Text block:
It seems that whenever hedgeQuery is true, then X is not updated, and that whenever the algorithm "asks for help," the policy is not updated. This is not very intuitive; why is it that you don't need that?

Those updates are not necessary because the algorithm already learns enough from the existing updates. Omitting those updates from the algorithm allows us to fully separate the Hedge updates and the ask-for-help updates, which slightly simplifies the analysis. However, we see why this is unintuitive, and we will add an explanation of this. We are also open to including those updates in the algorithm.

Question 3

Is there a specific policy class for which you can make the algorithm efficient (not exponential in $d$)?

In general, the size of a cover of the policy class must be exponential in $d$. Intuitively, this is because a VC dimension of $d$ means that the policy class can realize all $2^d$ labelings of $d$ points.

However, we are optimistic about reducing the dependence on $d$ in future work via techniques from Block et al. (2022), who show how to bypass explicitly constructing covers. We will mention this in the conclusion.

Question 4

Is there a difference between ($s_t$ as mentioned in Algorithm 1) and $x_t$ in the rest of the paper, or is that just a typo?

This is simply a typo. We apologize for the confusion.

We thank the reviewer for the thoughtful review. We respond to each of the reviewer’s concerns:

Concern 1

However, how the problem is modeled as an online learning problem with mentor is a bit arbitrary. I'm not sure if the right way to sell the paper is yours, i.e., you model the problem of avoiding catastrophe as an online learning problem, or to focus more on a general online learning setting in which the goal is to maximize the product of the payoff which has as application avoiding catastrophe.

We appreciate the suggestion and are happy to make the paper’s framing more general if the reviewer thinks that would strengthen the paper. In fact, this seems more like a strength of our work than a weakness: if we understand correctly, the reviewer suggests that our work is actually more general than our current framing.

Concern 2

From a technical perspective, it seems that the paper is mostly putting together results from previous works. Moreover, it is unclear whether the paper introduces general techniques or models that can be applied to broader and more fundamental problems.

We do agree that technical novelty is not our primary contribution. However, we offer some mild pushback:

1. The existing results we utilize come from a variety of sources and topics. We think that combining previously disparate results in a new way can also be a form of technical novelty.

[Document layout analysis data]
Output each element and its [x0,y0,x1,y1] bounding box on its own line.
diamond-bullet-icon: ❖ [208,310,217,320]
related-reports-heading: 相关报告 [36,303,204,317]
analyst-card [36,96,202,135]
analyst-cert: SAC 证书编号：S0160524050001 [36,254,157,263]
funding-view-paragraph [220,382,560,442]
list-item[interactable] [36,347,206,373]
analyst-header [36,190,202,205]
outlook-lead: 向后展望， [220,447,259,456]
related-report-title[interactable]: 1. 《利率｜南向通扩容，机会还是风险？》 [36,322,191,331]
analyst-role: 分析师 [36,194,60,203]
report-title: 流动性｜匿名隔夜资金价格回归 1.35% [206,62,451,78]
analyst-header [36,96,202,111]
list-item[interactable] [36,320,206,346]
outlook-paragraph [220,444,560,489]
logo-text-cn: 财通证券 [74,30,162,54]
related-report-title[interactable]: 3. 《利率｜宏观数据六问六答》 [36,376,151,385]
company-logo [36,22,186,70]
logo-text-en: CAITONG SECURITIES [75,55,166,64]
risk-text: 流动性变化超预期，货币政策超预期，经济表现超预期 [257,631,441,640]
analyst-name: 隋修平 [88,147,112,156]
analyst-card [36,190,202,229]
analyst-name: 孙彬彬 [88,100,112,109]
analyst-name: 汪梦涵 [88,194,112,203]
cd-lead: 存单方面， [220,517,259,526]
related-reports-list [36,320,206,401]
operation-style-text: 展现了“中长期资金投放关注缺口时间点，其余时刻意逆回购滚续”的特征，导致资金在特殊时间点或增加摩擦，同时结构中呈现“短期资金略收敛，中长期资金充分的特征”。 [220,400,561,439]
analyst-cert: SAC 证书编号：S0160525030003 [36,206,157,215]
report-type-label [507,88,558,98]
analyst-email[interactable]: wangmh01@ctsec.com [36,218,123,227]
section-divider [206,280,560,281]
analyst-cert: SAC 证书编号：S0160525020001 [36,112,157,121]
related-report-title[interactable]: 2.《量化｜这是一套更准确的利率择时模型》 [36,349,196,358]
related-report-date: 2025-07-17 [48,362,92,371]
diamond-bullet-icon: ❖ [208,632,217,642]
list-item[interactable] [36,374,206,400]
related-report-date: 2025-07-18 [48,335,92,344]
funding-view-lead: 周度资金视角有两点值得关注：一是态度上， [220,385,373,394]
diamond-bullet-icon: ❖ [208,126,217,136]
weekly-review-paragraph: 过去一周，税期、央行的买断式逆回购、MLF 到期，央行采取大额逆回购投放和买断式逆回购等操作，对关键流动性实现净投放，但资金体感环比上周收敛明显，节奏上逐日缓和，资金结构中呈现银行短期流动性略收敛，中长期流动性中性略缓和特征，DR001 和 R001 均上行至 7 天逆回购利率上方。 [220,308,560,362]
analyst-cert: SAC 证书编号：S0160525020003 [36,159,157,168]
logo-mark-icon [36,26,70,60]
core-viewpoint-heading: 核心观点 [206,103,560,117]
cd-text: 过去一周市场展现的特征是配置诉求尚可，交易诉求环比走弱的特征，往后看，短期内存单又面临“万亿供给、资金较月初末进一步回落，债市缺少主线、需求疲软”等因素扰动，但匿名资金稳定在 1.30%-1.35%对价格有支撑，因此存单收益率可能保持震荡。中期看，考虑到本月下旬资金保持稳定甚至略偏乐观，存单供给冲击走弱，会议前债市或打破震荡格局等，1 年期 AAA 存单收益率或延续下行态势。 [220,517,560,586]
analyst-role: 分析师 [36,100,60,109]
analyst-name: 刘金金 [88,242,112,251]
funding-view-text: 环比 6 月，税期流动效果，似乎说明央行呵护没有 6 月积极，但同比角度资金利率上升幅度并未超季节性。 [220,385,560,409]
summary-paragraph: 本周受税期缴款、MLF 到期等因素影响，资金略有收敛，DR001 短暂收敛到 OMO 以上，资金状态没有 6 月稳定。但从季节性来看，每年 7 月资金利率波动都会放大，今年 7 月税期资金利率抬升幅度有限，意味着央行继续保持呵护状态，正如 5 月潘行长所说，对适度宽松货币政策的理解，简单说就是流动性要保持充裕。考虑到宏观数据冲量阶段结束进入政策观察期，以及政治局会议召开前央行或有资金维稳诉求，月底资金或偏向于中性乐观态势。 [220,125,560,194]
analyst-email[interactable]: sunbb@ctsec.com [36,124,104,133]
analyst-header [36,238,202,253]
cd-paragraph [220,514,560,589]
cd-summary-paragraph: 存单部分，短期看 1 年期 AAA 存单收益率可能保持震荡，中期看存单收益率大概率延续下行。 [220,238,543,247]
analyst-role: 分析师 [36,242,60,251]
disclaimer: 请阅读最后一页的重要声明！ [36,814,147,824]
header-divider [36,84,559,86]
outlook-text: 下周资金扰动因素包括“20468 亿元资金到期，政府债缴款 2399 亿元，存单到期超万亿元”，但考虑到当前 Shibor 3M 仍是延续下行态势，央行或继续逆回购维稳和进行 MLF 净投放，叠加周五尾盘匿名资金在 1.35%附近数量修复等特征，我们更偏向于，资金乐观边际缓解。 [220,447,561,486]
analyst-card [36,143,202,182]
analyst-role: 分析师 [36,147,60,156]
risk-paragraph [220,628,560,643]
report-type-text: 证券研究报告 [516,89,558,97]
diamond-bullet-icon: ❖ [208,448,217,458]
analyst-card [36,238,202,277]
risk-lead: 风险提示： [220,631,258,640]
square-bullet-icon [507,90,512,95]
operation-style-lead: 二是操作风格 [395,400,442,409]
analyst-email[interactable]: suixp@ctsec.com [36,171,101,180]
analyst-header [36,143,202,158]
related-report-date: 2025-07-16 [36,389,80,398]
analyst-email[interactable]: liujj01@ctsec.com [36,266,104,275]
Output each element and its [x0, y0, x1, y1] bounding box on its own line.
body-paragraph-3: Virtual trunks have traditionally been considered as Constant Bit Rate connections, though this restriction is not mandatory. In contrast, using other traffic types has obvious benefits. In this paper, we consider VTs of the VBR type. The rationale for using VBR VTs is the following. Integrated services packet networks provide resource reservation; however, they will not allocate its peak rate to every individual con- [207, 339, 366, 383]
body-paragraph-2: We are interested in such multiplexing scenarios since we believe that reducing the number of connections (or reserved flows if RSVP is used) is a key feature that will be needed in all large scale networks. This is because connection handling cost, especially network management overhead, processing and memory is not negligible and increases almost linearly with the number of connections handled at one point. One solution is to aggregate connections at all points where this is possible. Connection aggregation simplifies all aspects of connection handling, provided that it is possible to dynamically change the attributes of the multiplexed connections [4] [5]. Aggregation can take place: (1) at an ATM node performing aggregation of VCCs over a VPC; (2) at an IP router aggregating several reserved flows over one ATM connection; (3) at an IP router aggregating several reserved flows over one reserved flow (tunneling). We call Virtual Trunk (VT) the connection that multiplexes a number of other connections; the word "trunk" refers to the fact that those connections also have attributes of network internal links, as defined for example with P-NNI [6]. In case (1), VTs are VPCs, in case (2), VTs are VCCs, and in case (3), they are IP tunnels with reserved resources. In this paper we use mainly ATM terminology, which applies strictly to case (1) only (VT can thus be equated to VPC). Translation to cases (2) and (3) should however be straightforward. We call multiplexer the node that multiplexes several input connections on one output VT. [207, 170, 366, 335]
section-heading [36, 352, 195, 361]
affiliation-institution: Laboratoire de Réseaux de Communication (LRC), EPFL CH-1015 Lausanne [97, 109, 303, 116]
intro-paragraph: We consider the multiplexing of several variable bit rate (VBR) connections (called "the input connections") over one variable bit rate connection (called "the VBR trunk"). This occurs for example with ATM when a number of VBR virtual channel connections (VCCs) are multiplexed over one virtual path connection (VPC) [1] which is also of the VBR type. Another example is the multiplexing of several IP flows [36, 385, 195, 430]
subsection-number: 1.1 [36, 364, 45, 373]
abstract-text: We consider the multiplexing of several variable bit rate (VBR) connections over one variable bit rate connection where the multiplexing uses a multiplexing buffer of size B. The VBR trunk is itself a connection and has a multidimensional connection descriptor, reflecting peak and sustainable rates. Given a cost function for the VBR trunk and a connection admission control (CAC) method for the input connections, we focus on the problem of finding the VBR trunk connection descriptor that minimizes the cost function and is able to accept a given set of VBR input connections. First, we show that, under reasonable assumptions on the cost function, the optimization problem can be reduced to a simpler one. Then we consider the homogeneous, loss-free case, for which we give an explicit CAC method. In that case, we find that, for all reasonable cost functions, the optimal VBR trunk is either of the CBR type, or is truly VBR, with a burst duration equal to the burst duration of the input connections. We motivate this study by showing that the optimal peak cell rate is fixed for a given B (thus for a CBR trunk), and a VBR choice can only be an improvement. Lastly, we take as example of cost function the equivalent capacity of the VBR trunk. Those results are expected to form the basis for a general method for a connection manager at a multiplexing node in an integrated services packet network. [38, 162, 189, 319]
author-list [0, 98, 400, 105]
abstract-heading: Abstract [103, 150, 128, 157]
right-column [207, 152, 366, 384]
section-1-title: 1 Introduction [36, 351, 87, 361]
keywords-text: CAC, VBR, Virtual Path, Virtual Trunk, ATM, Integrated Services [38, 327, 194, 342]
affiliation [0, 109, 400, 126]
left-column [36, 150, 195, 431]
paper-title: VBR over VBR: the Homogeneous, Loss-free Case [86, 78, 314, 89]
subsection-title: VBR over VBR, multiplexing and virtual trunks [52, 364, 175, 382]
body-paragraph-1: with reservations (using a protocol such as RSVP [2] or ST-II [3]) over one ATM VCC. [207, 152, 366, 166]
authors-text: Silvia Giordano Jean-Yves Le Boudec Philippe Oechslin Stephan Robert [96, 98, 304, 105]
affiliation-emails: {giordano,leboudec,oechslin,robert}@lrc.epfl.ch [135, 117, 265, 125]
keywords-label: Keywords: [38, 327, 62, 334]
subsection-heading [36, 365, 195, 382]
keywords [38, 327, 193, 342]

What to work on: In the rebuttal text, which work is cited as a source of techniques for reducing the dependence on $d$ in future work? The rows are independent material and are unrelated to the rebuttal text.

Answer to the exercise: Block et al. (2022)